---- Material for this exercise

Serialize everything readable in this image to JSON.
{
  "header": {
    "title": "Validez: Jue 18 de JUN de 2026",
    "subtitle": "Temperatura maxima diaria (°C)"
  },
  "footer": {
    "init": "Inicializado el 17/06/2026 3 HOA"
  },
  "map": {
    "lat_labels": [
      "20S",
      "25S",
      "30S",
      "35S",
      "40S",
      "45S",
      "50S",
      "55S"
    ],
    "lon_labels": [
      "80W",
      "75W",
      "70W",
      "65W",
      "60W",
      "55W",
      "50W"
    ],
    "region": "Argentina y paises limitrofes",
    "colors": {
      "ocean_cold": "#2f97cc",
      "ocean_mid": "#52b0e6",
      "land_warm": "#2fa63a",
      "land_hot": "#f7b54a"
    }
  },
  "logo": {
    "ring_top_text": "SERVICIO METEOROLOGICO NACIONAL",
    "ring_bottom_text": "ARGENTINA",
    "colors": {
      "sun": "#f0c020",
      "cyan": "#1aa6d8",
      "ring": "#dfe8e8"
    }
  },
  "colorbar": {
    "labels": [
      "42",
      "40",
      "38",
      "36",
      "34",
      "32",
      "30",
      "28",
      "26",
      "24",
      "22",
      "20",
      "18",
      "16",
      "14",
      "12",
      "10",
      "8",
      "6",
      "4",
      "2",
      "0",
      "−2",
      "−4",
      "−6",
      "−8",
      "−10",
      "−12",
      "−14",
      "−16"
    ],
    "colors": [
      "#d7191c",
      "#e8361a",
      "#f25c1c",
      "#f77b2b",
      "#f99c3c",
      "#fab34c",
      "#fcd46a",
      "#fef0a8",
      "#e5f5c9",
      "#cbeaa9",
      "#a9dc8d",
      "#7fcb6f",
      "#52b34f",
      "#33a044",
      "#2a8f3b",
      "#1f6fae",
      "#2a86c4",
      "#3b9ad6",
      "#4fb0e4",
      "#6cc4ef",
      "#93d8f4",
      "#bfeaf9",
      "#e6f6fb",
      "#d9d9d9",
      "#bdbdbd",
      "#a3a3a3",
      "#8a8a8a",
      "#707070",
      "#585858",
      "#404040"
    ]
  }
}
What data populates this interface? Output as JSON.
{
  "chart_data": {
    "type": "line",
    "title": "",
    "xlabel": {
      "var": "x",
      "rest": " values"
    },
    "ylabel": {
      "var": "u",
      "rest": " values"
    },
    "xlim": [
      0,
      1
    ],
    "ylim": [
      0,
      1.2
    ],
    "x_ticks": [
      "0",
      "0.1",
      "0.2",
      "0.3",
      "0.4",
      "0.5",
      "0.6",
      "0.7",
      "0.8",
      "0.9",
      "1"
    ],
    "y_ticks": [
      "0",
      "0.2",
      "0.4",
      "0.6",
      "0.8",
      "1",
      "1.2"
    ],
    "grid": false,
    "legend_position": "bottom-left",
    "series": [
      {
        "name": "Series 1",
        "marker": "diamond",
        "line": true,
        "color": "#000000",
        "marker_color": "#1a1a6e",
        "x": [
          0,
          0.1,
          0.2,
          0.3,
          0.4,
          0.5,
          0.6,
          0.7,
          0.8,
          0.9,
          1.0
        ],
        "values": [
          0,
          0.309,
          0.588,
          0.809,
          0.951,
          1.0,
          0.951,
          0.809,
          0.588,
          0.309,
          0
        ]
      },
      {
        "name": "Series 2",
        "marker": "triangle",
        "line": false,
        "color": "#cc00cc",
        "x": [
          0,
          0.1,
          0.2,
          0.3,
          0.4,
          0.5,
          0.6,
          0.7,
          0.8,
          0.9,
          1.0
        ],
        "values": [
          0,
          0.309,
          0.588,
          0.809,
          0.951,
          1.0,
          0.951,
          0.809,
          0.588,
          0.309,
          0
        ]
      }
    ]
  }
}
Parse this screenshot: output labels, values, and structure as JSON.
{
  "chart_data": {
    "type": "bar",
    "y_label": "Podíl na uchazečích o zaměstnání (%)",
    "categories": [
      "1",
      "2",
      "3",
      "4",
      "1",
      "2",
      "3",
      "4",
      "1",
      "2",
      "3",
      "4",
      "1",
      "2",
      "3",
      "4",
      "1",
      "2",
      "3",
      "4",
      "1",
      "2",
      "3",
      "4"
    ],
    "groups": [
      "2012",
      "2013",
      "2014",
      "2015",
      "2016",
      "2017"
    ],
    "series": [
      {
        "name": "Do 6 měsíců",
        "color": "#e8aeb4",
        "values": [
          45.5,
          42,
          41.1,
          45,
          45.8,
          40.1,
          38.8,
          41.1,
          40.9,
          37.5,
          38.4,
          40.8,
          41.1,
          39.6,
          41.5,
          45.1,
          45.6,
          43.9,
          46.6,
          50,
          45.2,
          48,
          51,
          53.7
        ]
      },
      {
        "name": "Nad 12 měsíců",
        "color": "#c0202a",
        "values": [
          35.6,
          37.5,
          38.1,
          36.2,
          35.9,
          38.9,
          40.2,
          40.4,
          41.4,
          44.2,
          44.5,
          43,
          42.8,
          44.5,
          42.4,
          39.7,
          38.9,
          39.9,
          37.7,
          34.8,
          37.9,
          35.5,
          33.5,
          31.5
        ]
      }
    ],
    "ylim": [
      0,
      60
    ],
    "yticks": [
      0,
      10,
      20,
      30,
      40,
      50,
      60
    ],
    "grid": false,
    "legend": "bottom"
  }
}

--------

Stated goal
Copy out the material above in its entirety. Every detail must match.

Reply to the task
Serialize everything readable in this image to JSON.
{
  "header": {
    "title": "Validez: Jue 18 de JUN de 2026",
    "subtitle": "Temperatura maxima diaria (°C)"
  },
  "footer": {
    "init": "Inicializado el 17/06/2026 3 HOA"
  },
  "map": {
    "lat_labels": [
      "20S",
      "25S",
      "30S",
      "35S",
      "40S",
      "45S",
      "50S",
      "55S"
    ],
    "lon_labels": [
      "80W",
      "75W",
      "70W",
      "65W",
      "60W",
      "55W",
      "50W"
    ],
    "region": "Argentina y paises limitrofes",
    "colors": {
      "ocean_cold": "#2f97cc",
      "ocean_mid": "#52b0e6",
      "land_warm": "#2fa63a",
      "land_hot": "#f7b54a"
    }
  },
  "logo": {
    "ring_top_text": "SERVICIO METEOROLOGICO NACIONAL",
    "ring_bottom_text": "ARGENTINA",
    "colors": {
      "sun": "#f0c020",
      "cyan": "#1aa6d8",
      "ring": "#dfe8e8"
    }
  },
  "colorbar": {
    "labels": [
      "42",
      "40",
      "38",
      "36",
      "34",
      "32",
      "30",
      "28",
      "26",
      "24",
      "22",
      "20",
      "18",
      "16",
      "14",
      "12",
      "10",
      "8",
      "6",
      "4",
      "2",
      "0",
      "−2",
      "−4",
      "−6",
      "−8",
      "−10",
      "−12",
      "−14",
      "−16"
    ],
    "colors": [
      "#d7191c",
      "#e8361a",
      "#f25c1c",
      "#f77b2b",
      "#f99c3c",
      "#fab34c",
      "#fcd46a",
      "#fef0a8",
      "#e5f5c9",
      "#cbeaa9",
      "#a9dc8d",
      "#7fcb6f",
      "#52b34f",
      "#33a044",
      "#2a8f3b",
      "#1f6fae",
      "#2a86c4",
      "#3b9ad6",
      "#4fb0e4",
      "#6cc4ef",
      "#93d8f4",
      "#bfeaf9",
      "#e6f6fb",
      "#d9d9d9",
      "#bdbdbd",
      "#a3a3a3",
      "#8a8a8a",
      "#707070",
      "#585858",
      "#404040"
    ]
  }
}
What data populates this interface? Output as JSON.
{
  "chart_data": {
    "type": "line",
    "title": "",
    "xlabel": {
      "var": "x",
      "rest": " values"
    },
    "ylabel": {
      "var": "u",
      "rest": " values"
    },
    "xlim": [
      0,
      1
    ],
    "ylim": [
      0,
      1.2
    ],
    "x_ticks": [
      "0",
      "0.1",
      "0.2",
      "0.3",
      "0.4",
      "0.5",
      "0.6",
      "0.7",
      "0.8",
      "0.9",
      "1"
    ],
    "y_ticks": [
      "0",
      "0.2",
      "0.4",
      "0.6",
      "0.8",
      "1",
      "1.2"
    ],
    "grid": false,
    "legend_position": "bottom-left",
    "series": [
      {
        "name": "Series 1",
        "marker": "diamond",
        "line": true,
        "color": "#000000",
        "marker_color": "#1a1a6e",
        "x": [
          0,
          0.1,
          0.2,
          0.3,
          0.4,
          0.5,
          0.6,
          0.7,
          0.8,
          0.9,
          1.0
        ],
        "values": [
          0,
          0.309,
          0.588,
          0.809,
          0.951,
          1.0,
          0.951,
          0.809,
          0.588,
          0.309,
          0
        ]
      },
      {
        "name": "Series 2",
        "marker": "triangle",
        "line": false,
        "color": "#cc00cc",
        "x": [
          0,
          0.1,
          0.2,
          0.3,
          0.4,
          0.5,
          0.6,
          0.7,
          0.8,
          0.9,
          1.0
        ],
        "values": [
          0,
          0.309,
          0.588,
          0.809,
          0.951,
          1.0,
          0.951,
          0.809,
          0.588,
          0.309,
          0
        ]
      }
    ]
  }
}
Parse this screenshot: output labels, values, and structure as JSON.
{
  "chart_data": {
    "type": "bar",
    "y_label": "Podíl na uchazečích o zaměstnání (%)",
    "categories": [
      "1",
      "2",
      "3",
      "4",
      "1",
      "2",
      "3",
      "4",
      "1",
      "2",
      "3",
      "4",
      "1",
      "2",
      "3",
      "4",
      "1",
      "2",
      "3",
      "4",
      "1",
      "2",
      "3",
      "4"
    ],
    "groups": [
      "2012",
      "2013",
      "2014",
      "2015",
      "2016",
      "2017"
    ],
    "series": [
      {
        "name": "Do 6 měsíců",
        "color": "#e8aeb4",
        "values": [
          45.5,
          42,
          41.1,
          45,
          45.8,
          40.1,
          38.8,
          41.1,
          40.9,
          37.5,
          38.4,
          40.8,
          41.1,
          39.6,
          41.5,
          45.1,
          45.6,
          43.9,
          46.6,
          50,
          45.2,
          48,
          51,
          53.7
        ]
      },
      {
        "name": "Nad 12 měsíců",
        "color": "#c0202a",
        "values": [
          35.6,
          37.5,
          38.1,
          36.2,
          35.9,
          38.9,
          40.2,
          40.4,
          41.4,
          44.2,
          44.5,
          43,
          42.8,
          44.5,
          42.4,
          39.7,
          38.9,
          39.9,
          37.7,
          34.8,
          37.9,
          35.5,
          33.5,
          31.5
        ]
      }
    ],
    "ylim": [
      0,
      60
    ],
    "yticks": [
      0,
      10,
      20,
      30,
      40,
      50,
      60
    ],
    "grid": false,
    "legend": "bottom"
  }
}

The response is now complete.